Goal of the exercise - In the material below, list every line carrying the string "WICKFORD".

Stored rows -
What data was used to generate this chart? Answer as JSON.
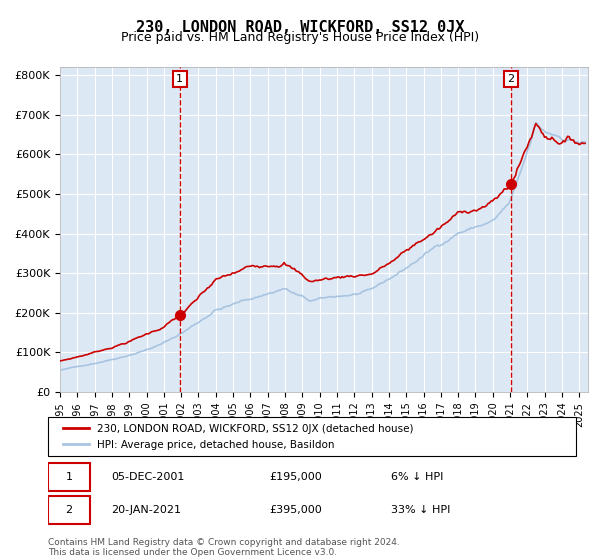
{
  "title": "230, LONDON ROAD, WICKFORD, SS12 0JX",
  "subtitle": "Price paid vs. HM Land Registry's House Price Index (HPI)",
  "title_fontsize": 11,
  "subtitle_fontsize": 9,
  "background_color": "#dce9f5",
  "plot_bg_color": "#dce9f5",
  "hpi_color": "#a8c4e0",
  "price_color": "#cc0000",
  "marker_color": "#cc0000",
  "vline_color": "#cc0000",
  "annotation_bg": "#ffffff",
  "annotation_border": "#cc0000",
  "ylabel_ticks": [
    "£0",
    "£100K",
    "£200K",
    "£300K",
    "£400K",
    "£500K",
    "£600K",
    "£700K",
    "£800K"
  ],
  "ytick_values": [
    0,
    100000,
    200000,
    300000,
    400000,
    500000,
    600000,
    700000,
    800000
  ],
  "ylim": [
    0,
    820000
  ],
  "xlim_start": 1995.0,
  "xlim_end": 2025.5,
  "purchase1_date": 2001.92,
  "purchase1_price": 195000,
  "purchase2_date": 2021.05,
  "purchase2_price": 395000,
  "legend_label_red": "230, LONDON ROAD, WICKFORD, SS12 0JX (detached house)",
  "legend_label_blue": "HPI: Average price, detached house, Basildon",
  "annotation1_label": "1",
  "annotation1_text": "05-DEC-2001",
  "annotation1_price": "£195,000",
  "annotation1_hpi": "6% ↓ HPI",
  "annotation2_label": "2",
  "annotation2_text": "20-JAN-2021",
  "annotation2_price": "£395,000",
  "annotation2_hpi": "33% ↓ HPI",
  "footer": "Contains HM Land Registry data © Crown copyright and database right 2024.\nThis data is licensed under the Open Government Licence v3.0."
}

The reply -
  "title": "230, LONDON ROAD, WICKFORD, SS12 0JX",
  "legend_label_red": "230, LONDON ROAD, WICKFORD, SS12 0JX (detached house)",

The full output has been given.